-- GIVEN INFORMATION --
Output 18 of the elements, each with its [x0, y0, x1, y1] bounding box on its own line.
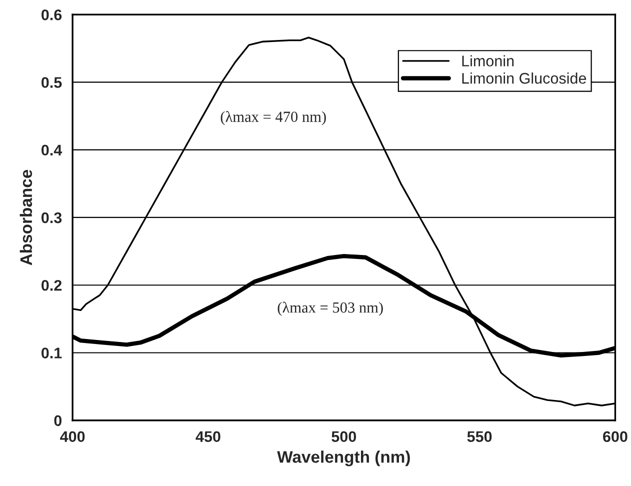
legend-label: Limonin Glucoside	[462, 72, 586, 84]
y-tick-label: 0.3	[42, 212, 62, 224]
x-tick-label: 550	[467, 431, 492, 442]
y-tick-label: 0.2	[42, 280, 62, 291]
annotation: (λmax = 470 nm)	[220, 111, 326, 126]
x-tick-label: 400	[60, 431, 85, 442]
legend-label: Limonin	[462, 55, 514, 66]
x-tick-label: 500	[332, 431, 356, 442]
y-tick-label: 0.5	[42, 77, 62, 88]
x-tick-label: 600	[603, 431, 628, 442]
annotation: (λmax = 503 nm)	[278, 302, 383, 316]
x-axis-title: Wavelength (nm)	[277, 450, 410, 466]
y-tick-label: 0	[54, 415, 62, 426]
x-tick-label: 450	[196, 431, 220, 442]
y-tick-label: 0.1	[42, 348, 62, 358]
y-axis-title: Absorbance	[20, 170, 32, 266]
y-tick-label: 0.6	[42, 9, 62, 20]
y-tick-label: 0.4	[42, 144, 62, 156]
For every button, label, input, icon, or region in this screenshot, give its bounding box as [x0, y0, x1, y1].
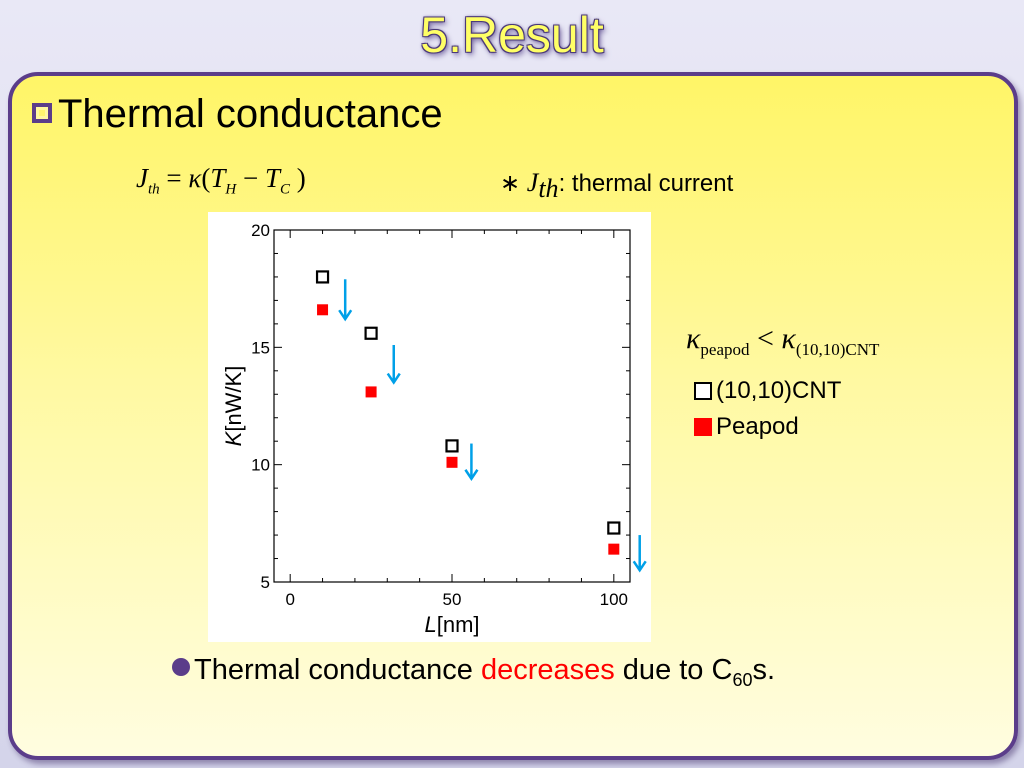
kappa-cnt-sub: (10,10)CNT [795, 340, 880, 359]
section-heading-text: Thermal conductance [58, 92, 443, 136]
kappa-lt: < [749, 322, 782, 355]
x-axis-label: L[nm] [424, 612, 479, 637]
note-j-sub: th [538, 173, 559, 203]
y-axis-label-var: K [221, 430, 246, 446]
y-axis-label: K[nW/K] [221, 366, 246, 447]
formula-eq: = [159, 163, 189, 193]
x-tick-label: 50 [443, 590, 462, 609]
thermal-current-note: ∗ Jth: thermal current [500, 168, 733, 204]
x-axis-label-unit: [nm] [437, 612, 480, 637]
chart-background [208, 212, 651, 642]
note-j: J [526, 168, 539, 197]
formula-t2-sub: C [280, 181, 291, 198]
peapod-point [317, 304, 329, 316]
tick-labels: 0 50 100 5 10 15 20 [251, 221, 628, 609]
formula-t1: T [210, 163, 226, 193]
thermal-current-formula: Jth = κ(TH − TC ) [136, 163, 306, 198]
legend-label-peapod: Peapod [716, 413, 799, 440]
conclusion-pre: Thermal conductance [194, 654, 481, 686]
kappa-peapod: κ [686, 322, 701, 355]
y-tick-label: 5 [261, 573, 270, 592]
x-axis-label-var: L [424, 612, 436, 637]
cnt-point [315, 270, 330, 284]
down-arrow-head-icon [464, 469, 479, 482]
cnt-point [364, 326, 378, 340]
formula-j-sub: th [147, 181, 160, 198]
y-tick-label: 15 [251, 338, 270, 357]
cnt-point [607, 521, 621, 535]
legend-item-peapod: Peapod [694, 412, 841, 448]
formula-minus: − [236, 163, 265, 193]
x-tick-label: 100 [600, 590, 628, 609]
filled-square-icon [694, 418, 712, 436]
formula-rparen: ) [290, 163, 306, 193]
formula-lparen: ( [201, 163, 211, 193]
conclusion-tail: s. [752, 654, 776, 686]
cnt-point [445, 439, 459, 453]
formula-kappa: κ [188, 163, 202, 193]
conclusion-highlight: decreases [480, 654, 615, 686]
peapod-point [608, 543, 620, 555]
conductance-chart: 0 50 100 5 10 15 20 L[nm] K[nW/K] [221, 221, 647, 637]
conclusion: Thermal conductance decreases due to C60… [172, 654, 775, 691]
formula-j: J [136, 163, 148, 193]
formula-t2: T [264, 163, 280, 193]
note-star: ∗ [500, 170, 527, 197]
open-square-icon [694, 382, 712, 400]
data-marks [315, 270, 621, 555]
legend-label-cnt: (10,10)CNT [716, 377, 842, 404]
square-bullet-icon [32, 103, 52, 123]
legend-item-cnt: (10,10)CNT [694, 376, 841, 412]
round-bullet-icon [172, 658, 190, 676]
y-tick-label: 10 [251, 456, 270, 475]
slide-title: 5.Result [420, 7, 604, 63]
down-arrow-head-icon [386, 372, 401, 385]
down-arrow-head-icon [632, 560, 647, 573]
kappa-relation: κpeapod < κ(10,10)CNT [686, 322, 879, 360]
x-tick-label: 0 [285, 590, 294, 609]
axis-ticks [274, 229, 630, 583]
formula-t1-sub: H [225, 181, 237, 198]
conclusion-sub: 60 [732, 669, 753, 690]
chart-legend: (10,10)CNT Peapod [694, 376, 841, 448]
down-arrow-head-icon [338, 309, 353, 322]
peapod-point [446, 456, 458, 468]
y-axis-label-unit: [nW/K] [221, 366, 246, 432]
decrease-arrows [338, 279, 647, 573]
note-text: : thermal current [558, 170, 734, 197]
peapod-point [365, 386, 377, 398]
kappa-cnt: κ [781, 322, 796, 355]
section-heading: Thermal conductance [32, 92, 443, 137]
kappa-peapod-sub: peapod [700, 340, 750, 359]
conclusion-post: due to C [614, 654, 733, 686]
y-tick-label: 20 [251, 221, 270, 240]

-- DESCRIPTION OF THE TASK --
Pull out every line in the records above that contains the string "point".

-- CORRECT ANSWER --
peapod-point [317, 304, 329, 316]
cnt-point [315, 270, 330, 284]
cnt-point [364, 326, 378, 340]
cnt-point [607, 521, 621, 535]
cnt-point [445, 439, 459, 453]
peapod-point [608, 543, 620, 555]
peapod-point [446, 456, 458, 468]
peapod-point [365, 386, 377, 398]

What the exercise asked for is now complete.